*PROBLEM DESCRIPTION*
Reproduce every record below exactly as it appears.

*INFORMATION GIVEN*
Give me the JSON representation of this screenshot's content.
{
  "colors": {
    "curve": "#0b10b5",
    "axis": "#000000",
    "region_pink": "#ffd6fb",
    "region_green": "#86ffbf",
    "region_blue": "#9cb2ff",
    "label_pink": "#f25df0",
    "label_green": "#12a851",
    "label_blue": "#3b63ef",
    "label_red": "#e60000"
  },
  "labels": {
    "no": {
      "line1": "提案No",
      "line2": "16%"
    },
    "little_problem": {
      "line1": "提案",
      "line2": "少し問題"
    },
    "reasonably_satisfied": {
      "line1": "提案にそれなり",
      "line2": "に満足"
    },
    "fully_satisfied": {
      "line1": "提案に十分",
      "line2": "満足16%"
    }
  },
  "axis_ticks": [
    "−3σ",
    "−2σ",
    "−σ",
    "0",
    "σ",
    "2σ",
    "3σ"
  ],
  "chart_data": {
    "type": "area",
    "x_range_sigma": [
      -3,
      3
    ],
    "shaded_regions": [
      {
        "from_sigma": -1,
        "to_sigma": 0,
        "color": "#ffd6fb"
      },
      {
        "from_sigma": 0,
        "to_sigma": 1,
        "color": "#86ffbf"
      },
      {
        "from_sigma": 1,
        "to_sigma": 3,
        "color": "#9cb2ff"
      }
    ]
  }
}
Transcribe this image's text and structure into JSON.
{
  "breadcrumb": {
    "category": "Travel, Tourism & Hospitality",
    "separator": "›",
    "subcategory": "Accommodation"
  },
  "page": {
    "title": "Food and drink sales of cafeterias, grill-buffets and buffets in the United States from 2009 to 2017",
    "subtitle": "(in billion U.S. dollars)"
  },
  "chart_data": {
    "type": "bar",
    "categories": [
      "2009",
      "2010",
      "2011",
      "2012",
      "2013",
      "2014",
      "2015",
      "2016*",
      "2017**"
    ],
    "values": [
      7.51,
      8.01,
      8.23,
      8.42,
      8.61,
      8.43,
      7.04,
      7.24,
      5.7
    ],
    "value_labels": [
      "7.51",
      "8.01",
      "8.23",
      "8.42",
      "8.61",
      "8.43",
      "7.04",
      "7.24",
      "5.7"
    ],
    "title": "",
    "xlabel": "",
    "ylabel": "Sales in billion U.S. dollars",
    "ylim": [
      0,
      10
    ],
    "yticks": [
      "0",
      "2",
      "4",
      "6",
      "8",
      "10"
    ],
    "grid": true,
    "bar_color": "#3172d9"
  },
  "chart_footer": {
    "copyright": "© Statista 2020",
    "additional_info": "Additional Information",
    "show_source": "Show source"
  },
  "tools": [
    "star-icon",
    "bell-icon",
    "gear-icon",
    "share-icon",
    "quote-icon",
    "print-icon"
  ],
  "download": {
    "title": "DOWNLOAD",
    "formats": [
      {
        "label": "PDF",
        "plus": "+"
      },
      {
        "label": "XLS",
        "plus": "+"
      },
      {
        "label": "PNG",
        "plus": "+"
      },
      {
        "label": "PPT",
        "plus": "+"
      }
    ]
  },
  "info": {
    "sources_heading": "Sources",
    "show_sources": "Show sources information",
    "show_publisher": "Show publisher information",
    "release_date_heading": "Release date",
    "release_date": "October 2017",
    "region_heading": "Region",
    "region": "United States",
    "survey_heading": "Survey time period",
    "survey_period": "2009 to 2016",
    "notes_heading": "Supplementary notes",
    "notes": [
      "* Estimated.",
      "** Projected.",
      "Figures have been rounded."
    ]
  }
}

*EXPECTED OUTPUT*
Give me the JSON representation of this screenshot's content.
{
  "colors": {
    "curve": "#0b10b5",
    "axis": "#000000",
    "region_pink": "#ffd6fb",
    "region_green": "#86ffbf",
    "region_blue": "#9cb2ff",
    "label_pink": "#f25df0",
    "label_green": "#12a851",
    "label_blue": "#3b63ef",
    "label_red": "#e60000"
  },
  "labels": {
    "no": {
      "line1": "提案No",
      "line2": "16%"
    },
    "little_problem": {
      "line1": "提案",
      "line2": "少し問題"
    },
    "reasonably_satisfied": {
      "line1": "提案にそれなり",
      "line2": "に満足"
    },
    "fully_satisfied": {
      "line1": "提案に十分",
      "line2": "満足16%"
    }
  },
  "axis_ticks": [
    "−3σ",
    "−2σ",
    "−σ",
    "0",
    "σ",
    "2σ",
    "3σ"
  ],
  "chart_data": {
    "type": "area",
    "x_range_sigma": [
      -3,
      3
    ],
    "shaded_regions": [
      {
        "from_sigma": -1,
        "to_sigma": 0,
        "color": "#ffd6fb"
      },
      {
        "from_sigma": 0,
        "to_sigma": 1,
        "color": "#86ffbf"
      },
      {
        "from_sigma": 1,
        "to_sigma": 3,
        "color": "#9cb2ff"
      }
    ]
  }
}
Transcribe this image's text and structure into JSON.
{
  "breadcrumb": {
    "category": "Travel, Tourism & Hospitality",
    "separator": "›",
    "subcategory": "Accommodation"
  },
  "page": {
    "title": "Food and drink sales of cafeterias, grill-buffets and buffets in the United States from 2009 to 2017",
    "subtitle": "(in billion U.S. dollars)"
  },
  "chart_data": {
    "type": "bar",
    "categories": [
      "2009",
      "2010",
      "2011",
      "2012",
      "2013",
      "2014",
      "2015",
      "2016*",
      "2017**"
    ],
    "values": [
      7.51,
      8.01,
      8.23,
      8.42,
      8.61,
      8.43,
      7.04,
      7.24,
      5.7
    ],
    "value_labels": [
      "7.51",
      "8.01",
      "8.23",
      "8.42",
      "8.61",
      "8.43",
      "7.04",
      "7.24",
      "5.7"
    ],
    "title": "",
    "xlabel": "",
    "ylabel": "Sales in billion U.S. dollars",
    "ylim": [
      0,
      10
    ],
    "yticks": [
      "0",
      "2",
      "4",
      "6",
      "8",
      "10"
    ],
    "grid": true,
    "bar_color": "#3172d9"
  },
  "chart_footer": {
    "copyright": "© Statista 2020",
    "additional_info": "Additional Information",
    "show_source": "Show source"
  },
  "tools": [
    "star-icon",
    "bell-icon",
    "gear-icon",
    "share-icon",
    "quote-icon",
    "print-icon"
  ],
  "download": {
    "title": "DOWNLOAD",
    "formats": [
      {
        "label": "PDF",
        "plus": "+"
      },
      {
        "label": "XLS",
        "plus": "+"
      },
      {
        "label": "PNG",
        "plus": "+"
      },
      {
        "label": "PPT",
        "plus": "+"
      }
    ]
  },
  "info": {
    "sources_heading": "Sources",
    "show_sources": "Show sources information",
    "show_publisher": "Show publisher information",
    "release_date_heading": "Release date",
    "release_date": "October 2017",
    "region_heading": "Region",
    "region": "United States",
    "survey_heading": "Survey time period",
    "survey_period": "2009 to 2016",
    "notes_heading": "Supplementary notes",
    "notes": [
      "* Estimated.",
      "** Projected.",
      "Figures have been rounded."
    ]
  }
}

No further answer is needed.